> **Written exercise**
Report every line from the material that contains the word "xlabel".

> **Given information**
+++
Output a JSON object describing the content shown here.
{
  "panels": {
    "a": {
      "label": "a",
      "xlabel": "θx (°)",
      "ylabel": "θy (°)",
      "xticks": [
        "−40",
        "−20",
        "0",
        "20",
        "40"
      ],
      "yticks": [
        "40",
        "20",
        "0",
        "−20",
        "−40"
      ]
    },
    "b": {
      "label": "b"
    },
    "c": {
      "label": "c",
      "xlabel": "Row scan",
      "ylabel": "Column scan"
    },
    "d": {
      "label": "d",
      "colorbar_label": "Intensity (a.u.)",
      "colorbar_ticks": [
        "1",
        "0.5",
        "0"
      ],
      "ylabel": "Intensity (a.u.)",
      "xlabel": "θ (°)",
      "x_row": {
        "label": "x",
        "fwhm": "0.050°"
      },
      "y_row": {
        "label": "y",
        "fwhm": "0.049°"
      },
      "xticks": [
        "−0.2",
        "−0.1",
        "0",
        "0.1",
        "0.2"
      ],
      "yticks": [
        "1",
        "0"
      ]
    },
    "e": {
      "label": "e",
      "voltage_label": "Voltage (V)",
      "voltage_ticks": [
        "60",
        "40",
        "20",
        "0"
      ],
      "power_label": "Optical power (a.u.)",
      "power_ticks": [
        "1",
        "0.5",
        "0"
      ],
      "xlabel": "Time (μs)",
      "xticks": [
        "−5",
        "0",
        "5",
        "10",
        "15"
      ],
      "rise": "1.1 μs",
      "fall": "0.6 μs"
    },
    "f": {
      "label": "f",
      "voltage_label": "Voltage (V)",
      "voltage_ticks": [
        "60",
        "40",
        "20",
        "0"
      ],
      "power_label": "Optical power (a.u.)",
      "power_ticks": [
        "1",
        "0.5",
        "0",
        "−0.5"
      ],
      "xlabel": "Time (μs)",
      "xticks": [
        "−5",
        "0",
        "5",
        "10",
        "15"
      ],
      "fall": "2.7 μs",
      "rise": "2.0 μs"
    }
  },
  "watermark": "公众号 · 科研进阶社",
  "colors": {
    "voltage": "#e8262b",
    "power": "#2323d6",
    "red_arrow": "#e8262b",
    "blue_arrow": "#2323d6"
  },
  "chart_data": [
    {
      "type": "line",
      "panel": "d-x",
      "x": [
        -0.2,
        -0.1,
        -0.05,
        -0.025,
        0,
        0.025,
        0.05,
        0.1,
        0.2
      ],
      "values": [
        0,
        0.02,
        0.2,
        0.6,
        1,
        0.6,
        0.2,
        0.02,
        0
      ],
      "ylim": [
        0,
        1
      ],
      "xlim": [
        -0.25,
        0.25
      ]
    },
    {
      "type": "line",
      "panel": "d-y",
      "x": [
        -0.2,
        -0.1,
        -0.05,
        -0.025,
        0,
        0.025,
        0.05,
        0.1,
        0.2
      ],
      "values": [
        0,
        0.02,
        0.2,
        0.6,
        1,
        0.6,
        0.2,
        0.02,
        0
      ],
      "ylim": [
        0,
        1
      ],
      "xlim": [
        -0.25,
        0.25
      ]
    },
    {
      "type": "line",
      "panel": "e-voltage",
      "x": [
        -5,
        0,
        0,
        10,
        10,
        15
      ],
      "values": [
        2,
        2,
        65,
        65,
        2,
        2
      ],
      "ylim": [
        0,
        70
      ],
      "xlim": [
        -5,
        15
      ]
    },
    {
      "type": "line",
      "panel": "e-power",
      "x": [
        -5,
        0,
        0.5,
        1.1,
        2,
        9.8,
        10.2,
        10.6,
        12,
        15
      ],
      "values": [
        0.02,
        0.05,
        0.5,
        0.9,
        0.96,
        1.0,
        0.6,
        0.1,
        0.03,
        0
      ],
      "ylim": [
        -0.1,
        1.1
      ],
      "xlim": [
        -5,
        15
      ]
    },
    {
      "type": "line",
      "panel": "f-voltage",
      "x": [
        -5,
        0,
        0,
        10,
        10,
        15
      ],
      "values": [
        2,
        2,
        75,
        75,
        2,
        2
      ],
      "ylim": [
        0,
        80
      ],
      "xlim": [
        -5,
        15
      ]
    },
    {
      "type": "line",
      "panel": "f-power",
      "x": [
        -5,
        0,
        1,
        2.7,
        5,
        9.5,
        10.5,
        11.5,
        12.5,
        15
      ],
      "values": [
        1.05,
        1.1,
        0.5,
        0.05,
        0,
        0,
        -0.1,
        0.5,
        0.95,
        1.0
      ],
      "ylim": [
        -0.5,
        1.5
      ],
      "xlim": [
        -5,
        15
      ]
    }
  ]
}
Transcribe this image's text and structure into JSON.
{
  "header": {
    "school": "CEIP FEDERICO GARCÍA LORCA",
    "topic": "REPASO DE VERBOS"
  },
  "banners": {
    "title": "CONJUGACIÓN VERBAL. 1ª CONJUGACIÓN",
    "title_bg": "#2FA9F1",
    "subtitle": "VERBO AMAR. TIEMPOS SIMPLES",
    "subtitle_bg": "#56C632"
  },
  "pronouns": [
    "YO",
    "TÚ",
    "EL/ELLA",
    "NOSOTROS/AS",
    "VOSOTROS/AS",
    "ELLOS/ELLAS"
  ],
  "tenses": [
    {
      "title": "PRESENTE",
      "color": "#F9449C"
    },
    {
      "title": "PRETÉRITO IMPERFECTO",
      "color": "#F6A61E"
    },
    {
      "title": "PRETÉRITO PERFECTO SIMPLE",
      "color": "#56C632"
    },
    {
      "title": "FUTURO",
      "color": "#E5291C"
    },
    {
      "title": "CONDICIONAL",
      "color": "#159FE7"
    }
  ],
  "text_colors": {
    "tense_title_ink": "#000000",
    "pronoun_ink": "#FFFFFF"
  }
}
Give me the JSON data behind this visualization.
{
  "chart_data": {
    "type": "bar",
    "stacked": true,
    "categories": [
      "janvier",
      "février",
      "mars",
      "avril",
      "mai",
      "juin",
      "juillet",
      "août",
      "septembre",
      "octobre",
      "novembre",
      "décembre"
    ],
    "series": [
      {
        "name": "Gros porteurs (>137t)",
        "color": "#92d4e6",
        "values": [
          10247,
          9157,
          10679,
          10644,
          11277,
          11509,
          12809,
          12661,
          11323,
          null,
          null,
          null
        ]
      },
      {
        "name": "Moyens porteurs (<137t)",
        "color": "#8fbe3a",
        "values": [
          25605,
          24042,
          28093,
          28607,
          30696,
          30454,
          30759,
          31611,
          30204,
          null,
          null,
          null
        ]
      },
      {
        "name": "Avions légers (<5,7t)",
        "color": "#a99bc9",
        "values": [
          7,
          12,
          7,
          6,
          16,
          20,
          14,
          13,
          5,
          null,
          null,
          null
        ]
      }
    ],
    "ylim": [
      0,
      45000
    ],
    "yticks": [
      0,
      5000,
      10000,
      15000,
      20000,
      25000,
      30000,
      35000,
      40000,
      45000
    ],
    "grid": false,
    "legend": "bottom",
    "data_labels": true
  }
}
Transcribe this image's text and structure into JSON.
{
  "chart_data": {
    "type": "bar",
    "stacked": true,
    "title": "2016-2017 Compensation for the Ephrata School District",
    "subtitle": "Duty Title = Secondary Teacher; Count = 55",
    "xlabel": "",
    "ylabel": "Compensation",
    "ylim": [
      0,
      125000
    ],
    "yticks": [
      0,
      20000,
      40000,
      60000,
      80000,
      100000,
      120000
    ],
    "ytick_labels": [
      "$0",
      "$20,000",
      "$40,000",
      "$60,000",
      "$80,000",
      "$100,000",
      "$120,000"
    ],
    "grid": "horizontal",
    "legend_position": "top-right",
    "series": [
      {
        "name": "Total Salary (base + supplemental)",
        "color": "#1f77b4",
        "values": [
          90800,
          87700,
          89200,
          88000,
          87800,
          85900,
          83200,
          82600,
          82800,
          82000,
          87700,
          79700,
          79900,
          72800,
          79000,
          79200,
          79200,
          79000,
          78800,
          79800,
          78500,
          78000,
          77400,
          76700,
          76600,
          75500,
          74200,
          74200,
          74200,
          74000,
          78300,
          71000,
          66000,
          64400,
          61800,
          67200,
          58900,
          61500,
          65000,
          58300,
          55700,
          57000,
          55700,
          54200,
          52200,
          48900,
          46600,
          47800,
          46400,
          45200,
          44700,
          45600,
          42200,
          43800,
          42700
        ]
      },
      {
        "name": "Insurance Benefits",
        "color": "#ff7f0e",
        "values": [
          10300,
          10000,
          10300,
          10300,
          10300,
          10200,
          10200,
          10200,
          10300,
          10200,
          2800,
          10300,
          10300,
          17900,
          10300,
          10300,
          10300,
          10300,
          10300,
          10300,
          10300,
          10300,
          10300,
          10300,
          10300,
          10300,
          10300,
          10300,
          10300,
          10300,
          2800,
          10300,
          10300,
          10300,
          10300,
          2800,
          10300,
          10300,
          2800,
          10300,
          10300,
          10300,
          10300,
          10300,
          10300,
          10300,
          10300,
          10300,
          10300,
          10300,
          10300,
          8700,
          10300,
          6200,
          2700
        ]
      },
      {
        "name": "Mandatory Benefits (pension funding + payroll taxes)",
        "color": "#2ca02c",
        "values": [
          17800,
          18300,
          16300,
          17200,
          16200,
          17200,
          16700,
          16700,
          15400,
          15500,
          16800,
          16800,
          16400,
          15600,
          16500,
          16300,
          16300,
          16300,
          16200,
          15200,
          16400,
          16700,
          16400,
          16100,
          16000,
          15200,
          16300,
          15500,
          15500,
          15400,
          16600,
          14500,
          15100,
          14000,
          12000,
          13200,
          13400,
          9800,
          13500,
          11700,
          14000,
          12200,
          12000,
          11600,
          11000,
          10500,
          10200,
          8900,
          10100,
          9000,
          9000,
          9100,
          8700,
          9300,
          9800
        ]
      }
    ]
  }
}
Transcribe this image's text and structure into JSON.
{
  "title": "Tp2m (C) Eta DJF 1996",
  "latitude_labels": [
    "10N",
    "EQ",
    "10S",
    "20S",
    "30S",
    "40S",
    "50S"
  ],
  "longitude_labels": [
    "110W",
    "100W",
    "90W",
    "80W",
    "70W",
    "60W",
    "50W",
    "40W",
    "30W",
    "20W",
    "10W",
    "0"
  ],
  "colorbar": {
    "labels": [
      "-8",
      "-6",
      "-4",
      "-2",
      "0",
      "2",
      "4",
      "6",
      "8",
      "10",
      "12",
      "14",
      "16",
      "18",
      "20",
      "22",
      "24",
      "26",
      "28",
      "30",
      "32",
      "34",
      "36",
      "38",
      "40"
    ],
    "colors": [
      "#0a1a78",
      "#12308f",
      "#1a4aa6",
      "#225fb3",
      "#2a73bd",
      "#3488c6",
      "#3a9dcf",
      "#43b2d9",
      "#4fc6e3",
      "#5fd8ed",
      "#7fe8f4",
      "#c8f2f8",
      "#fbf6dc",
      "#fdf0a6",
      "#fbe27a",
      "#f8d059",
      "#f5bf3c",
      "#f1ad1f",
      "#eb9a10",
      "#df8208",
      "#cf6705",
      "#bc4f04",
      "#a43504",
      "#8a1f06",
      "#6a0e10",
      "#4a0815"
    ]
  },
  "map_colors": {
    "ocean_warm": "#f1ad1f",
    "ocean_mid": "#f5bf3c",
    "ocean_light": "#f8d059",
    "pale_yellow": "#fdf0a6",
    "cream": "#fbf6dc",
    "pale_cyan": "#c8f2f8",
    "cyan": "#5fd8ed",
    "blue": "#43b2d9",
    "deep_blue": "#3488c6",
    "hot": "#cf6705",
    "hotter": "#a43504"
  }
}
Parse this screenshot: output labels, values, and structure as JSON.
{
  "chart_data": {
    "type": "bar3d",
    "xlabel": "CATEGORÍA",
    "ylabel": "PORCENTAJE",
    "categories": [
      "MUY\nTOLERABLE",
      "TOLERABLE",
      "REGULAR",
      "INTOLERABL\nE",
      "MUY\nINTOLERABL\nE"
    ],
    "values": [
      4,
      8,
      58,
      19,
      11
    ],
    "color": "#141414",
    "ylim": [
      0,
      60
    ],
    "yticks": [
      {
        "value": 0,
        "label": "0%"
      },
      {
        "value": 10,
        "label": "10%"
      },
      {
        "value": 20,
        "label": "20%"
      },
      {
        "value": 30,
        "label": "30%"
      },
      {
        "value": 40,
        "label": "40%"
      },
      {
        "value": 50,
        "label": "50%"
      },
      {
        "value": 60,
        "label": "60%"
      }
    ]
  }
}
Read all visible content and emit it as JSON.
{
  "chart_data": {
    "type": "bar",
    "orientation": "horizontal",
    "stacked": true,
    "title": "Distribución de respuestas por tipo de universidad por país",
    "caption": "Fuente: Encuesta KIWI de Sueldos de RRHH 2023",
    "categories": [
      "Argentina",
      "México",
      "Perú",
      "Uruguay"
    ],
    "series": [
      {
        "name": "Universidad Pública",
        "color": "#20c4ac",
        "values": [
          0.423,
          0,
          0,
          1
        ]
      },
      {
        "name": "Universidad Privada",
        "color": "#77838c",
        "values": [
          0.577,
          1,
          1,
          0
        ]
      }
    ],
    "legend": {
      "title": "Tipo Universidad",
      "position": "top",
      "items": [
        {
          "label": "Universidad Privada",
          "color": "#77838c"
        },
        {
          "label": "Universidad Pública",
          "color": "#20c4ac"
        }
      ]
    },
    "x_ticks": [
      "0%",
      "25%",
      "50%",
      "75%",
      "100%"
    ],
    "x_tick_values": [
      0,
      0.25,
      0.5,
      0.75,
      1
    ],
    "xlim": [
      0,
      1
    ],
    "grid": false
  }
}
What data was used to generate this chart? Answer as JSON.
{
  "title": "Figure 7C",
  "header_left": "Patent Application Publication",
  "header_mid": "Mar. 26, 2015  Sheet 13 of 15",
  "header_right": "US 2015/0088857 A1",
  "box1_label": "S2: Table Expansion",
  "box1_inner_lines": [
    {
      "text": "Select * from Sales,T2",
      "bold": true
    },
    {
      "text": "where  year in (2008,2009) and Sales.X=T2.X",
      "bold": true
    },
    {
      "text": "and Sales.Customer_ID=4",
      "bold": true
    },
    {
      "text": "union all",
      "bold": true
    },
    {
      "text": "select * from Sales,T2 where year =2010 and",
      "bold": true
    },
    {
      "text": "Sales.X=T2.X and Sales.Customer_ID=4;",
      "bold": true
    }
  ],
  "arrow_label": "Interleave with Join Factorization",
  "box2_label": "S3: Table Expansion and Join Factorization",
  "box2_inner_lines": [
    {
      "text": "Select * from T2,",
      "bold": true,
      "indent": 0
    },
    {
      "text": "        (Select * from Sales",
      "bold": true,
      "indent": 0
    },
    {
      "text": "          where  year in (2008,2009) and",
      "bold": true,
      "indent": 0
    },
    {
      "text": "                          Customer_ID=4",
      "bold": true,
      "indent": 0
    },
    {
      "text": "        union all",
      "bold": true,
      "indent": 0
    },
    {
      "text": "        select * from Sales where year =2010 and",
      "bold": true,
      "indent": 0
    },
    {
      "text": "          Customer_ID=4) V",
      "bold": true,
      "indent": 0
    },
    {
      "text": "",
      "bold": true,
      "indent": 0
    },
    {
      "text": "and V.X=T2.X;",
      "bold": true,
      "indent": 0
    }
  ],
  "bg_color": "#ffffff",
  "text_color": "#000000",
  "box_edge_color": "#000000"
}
+++
> **Exercise answer**
      "xlabel": "θx (°)",
      "xlabel": "Row scan",
      "xlabel": "θ (°)",
      "xlabel": "Time (μs)",
      "xlabel": "Time (μs)",
    "xlabel": "",
    "xlabel": "CATEGORÍA",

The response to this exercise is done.